Brief: Scan the data. Collect each line that contains the word "бўлмаган".

# Records for the task start

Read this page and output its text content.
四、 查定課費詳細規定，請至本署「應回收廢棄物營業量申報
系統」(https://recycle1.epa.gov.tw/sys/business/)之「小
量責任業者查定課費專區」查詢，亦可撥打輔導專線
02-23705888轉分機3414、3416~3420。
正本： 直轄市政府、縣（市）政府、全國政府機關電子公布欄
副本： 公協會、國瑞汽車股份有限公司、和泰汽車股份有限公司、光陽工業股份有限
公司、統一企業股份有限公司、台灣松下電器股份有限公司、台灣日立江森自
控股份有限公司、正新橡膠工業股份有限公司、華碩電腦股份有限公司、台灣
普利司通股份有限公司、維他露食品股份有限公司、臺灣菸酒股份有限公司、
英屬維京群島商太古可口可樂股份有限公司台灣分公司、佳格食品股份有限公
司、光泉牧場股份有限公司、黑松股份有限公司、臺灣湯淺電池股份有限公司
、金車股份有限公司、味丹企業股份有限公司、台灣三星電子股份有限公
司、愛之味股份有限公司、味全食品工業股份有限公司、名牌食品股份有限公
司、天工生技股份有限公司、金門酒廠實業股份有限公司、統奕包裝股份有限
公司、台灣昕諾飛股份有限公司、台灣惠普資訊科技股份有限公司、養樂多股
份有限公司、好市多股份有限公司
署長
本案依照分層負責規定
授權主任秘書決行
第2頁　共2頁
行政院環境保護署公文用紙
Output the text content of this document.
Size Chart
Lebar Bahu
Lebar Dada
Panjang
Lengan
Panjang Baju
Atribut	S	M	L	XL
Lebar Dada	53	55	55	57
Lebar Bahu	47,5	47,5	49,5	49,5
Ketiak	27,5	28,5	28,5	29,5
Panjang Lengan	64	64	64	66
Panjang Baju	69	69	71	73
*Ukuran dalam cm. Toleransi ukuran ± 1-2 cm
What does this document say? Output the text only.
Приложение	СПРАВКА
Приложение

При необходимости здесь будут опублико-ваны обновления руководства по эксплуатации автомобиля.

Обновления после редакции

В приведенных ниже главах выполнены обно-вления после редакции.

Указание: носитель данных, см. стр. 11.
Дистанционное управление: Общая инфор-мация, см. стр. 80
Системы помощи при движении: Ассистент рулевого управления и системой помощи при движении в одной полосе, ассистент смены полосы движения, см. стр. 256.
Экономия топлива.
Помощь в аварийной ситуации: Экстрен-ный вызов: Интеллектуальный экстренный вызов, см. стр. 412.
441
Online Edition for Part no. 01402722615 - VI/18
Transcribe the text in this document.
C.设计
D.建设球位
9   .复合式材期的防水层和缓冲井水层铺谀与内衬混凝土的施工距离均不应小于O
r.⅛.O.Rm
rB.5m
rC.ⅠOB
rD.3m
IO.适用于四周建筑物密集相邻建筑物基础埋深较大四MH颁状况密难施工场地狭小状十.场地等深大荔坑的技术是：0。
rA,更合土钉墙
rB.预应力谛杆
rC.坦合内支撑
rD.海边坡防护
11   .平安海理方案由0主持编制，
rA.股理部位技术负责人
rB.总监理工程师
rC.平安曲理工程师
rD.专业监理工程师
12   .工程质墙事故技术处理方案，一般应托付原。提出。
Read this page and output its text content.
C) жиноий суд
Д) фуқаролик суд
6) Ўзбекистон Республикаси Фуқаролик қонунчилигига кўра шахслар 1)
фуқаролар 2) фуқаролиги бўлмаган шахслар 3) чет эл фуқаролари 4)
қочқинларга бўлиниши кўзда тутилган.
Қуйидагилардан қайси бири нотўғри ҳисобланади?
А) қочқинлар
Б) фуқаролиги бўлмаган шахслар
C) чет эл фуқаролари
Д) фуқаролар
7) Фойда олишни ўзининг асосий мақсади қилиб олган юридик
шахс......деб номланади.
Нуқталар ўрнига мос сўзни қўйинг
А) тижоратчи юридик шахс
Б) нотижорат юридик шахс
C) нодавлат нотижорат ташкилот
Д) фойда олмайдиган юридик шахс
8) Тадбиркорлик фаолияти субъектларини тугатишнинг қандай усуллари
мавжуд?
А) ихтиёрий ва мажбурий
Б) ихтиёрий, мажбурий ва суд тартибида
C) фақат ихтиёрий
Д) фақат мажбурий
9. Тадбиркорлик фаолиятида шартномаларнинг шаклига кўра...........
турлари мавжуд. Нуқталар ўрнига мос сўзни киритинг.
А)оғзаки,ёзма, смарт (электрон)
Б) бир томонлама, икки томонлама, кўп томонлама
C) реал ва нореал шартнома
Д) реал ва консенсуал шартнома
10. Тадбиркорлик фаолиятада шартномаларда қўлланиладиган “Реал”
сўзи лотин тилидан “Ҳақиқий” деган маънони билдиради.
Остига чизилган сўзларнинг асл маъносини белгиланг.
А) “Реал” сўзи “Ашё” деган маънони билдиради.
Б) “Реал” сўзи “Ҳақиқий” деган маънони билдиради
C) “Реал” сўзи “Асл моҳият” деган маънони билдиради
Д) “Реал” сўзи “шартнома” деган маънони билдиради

# Records for the task end

Reply to the exercise:
фуқаролар 2) фуқаролиги бўлмаган шахслар 3) чет эл фуқаролари 4)
Б) фуқаролиги бўлмаган шахслар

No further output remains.